• Extract to read:
In the U.S., railroad workers – who have gone without a
pay raise for three years – could link up with the ILWU
in powerful joint action. On July 12, the membership of
the Brotherhood of Locomotive Engineers and Trainmen
(BLET), a division of the Teamsters, voted by 99.5% to
strike. The BLET is one of 13 rail unions in
negotiations for a national contract. A federally
ordered “cooling-off period” expired on July 18,
whereupon Biden issued an executive order setting up an
emergency board and prohibiting a walkout for another 60
days.
>Outrageously, Greg Regan, president of the
Transportation Trades Department of the AFL-CIO, hailed
Biden’s action. But a strike simultaneously shutting
down trains and West Coast harbors could rip up those
strikebreaking orders. Picket out the intermodal rail
yards! And as the capitalists who run the maritime
industry prepare to shift cargo from the West to Gulf
and East Coast ports, common strike action by the ILWU
and ILA could land an unprecedented blow against the
bosses whose profiteering has been driving an
inflationary spiral even as the economy sinks into
recession.
Across the country, people can’t make ends meet because
of soaring prices at the gas pump and supermarket. A
hard-fought longshore strike could show the way to fight
back. What will it take to win?
- From the Mexican border to Canada: Shut down the
docks, terminals and warehouses! Build strong picket
lines that no one dares cross!
- For “fishbowl negotiations,” a union tradition, open
to all ILWU members. Form a mass strike committee of
representatives to be elected at every dock and
warehouse.
- Build strike support committees with other unions,
unorganized workers, community groups and students,
such as with ILWU Local 10’s joint actions with
Oakland teachers.
- Push through a shorter workweek – five shifts of six
hours each – with no loss in pay, and full-time jobs
for casuals. A decent standard of living shouldn’t
depend on racking up hundreds of hours of overtime.
- Hardline it for a big wage hike with COLA (cost of
living adjustment) to protect against the ravages of
inflation.
- For union control of new technology, which must not
be used to kill jobs – elected union committees to
sign off on any automation.
- Abolish the Group System of A, B and Identified
Casual. Longshore workers need unity in preparation
for a strike. Divisions in the union’s ranks only work
in PMA’s interest.
Organize Port Truckers and
Warehouse Workers Into the ILWU
While ILWU longshore workers and clerks have been
working without a contract, ports have been thrown into
turmoil as port truckers picket to protest California’s
AB5 law. The law was passed in January 2020 as a result
of a push to enable Uber and Lyft drivers, and other
workers in the “gig economy,” to unionize, be eligible
for unemployment benefits, and be covered by minimum
wages, overtime pay, workers’ comp and other job
protections for employees. This was done by eliminating
the fiction that they are “independent contractors” when
their labor is in fact under the control of the giant
app-based taxi and delivery companies.1
Uber and Lyft spent millions of dollars to finance
Proposition 22, which passed in the November 2020
elections, to exempt their operations and prevent the
legislature from passing future legislation on the
issue.2 However, in
2021 the federal district court ruled against a suit
brought by the California Trucking Association (CTA) to
prevent AB5 from being applied to the trucking sector,
and this past June 30 the U.S. Supreme Court denied an
appeal of that ruling. So now the intermodal trucking
companies which run dozens and even hundreds of
owner-operated rigs, many of them leased, will no longer
be exempt from job protections and unionization.

• Apply what you read:
1 - In the strike article, what share of the Brotherhood of Locomotive Engineers and Trainmen membership voted to strike on July 12?
2 - Pick up the strike article after its last sentence and write the next part.

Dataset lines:
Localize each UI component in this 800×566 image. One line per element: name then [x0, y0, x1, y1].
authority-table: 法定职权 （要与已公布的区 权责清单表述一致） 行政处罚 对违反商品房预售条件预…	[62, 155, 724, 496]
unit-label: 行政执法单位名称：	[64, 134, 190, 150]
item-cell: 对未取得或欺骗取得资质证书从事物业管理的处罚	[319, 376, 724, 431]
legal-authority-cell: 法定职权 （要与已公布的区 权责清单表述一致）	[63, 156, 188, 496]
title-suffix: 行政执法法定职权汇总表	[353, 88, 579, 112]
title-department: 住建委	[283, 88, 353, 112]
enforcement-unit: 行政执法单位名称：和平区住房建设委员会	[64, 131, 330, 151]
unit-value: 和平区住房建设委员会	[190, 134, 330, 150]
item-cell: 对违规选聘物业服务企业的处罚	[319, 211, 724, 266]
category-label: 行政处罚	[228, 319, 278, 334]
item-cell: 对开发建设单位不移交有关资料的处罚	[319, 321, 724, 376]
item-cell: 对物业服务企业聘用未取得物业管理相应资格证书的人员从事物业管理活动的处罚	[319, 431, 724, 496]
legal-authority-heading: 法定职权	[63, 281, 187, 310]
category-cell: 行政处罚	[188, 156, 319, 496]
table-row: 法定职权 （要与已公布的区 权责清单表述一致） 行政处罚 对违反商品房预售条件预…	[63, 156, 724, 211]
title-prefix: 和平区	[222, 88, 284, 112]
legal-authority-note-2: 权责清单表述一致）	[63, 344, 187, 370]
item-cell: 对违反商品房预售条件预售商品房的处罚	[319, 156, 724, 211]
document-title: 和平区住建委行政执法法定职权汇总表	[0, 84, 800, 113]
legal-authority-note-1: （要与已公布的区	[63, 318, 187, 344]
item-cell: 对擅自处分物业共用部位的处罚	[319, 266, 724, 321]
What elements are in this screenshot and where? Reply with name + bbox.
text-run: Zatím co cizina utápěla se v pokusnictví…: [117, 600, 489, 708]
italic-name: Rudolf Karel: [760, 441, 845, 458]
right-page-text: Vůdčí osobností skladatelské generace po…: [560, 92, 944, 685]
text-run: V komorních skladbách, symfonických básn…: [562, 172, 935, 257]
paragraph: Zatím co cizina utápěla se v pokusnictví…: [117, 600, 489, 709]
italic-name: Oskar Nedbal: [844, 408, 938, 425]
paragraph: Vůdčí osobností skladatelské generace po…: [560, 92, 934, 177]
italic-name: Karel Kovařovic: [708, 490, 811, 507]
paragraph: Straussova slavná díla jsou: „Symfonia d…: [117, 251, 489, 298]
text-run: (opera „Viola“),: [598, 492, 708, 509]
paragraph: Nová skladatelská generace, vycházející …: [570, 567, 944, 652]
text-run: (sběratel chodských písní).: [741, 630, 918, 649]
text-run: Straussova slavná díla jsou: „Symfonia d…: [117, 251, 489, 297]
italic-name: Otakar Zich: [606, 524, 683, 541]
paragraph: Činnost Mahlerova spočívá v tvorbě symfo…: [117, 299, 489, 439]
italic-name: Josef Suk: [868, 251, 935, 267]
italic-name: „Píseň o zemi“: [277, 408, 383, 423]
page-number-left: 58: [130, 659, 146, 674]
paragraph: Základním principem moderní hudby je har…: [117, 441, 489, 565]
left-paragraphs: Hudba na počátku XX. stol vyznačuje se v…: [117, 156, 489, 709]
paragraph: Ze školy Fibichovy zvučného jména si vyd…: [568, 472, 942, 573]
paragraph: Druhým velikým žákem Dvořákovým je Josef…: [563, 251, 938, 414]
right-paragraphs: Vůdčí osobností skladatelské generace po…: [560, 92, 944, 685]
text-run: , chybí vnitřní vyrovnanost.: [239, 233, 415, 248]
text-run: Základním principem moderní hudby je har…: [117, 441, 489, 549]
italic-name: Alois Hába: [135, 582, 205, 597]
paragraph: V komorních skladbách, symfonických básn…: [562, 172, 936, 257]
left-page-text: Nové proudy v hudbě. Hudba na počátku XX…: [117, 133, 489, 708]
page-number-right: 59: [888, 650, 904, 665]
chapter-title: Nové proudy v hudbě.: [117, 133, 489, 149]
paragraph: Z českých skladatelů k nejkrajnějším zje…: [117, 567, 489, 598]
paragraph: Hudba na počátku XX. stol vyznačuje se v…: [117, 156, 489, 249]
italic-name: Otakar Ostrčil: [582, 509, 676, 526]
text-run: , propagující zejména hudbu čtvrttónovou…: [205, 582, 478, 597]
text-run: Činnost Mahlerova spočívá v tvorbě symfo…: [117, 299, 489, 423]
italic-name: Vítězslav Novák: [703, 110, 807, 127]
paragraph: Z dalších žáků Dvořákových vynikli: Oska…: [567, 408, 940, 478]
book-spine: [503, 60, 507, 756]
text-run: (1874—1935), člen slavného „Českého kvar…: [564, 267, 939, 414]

• Answers:
1 - 99.5%

2 -
On July 14 and 15, hundreds of short-haul (drayage)
truck drivers who move cargo from the ports of Los
Angeles and Long Beach jammed traffic on Interstate 710
to protest AB5. And then, from July 18 to 25, truckers
in Oakland picketed the port for a week. The terminal
operators were livid when ILWU Local 10 members refused
to cross the picket line. “Some offered tips on where to
stand and hold up signs to block certain gates to ‘be
more effective’,” Freightwaves (1 August), an
industry publication, reported. Local 10 members said
longshore workers were working without a contract, so
they sympathized with the owner-operators.
We support AB5 and its application to the
freight carriers, who hide behind the “independent
contractor” classification of their drivers in order to
avoid granting basic labor rights. Class-conscious
workers would not support the demands of the protests
that were organized by the trucking bosses of the CTA.
But any real trade-unionist would, on principle, refuse
to cross the picket lines. A class-struggle leadership
would seek to link the interests of the heavily
immigrant port truckers to the longshore workers, which
could include directly unionizing fleet workers
and forming a cooperative of owner-operators linked
to the union, with union control of
dispatching.
Unity between longshore workers who unload cargo and
the truckers who move it inland would be a mighty force.
It could also spearhead an organizing drive of the
warehouses they deliver to. The ILWU has an
often-overlooked history of organizing warehouse
workers. This is detailed in Harvey Schwartz, The
March Inland: Origins of the ILWU Warehouse Division.3
Schwartz notes that in 1933 there were no unionized
warehouse workers in the Bay Area, but in the wake of
the 1934 San Francisco general strike, “nearly all of
the region’s 8,500 freight handlers belonged to one of
the largest and most powerful union locals in the
country.”
That history holds lessons for those today seeking to
unionize Amazon. The e-commerce giant has warehouses in
the SF Bay Area and all over the Los Angeles metro area.
Recently it announced plans for its largest-ever
“fulfillment center” in Ontario, California, in the
Inland Empire east of L.A. A successful organizing
campaign at Amazon, and other virulently anti-union
companies like Walmart, will not win on a
warehouse-by-warehouse, store-by-store basis with votes
according to the rules of the National Labor Relations
Board, a government agency set up to tame militant
labor. Instead, it will take a full-fledged labor
revolt on the scale of the SF longshore workers’
’34 Big Strike.
Building on the victory of the Amazon Labor Union in
Staten Island, NY, in April, a militant West Coast
longshore strike that sought solidarity with port
truckers and warehouse workers could go a long way
toward turning the L.A. metro area into union country,
and spark a drive to organize the unorganized
nationwide.
The Threat of Militarization of
the Ports

President Joe Biden, aboard the USS Iowa on June 10,
orders ILWU and PMA to keep working. U.S. rulers use
“national security” to avoid labor strikes at the ports.
But longshore workers have the power to shut it
down.
(Jim Watson /
AFP)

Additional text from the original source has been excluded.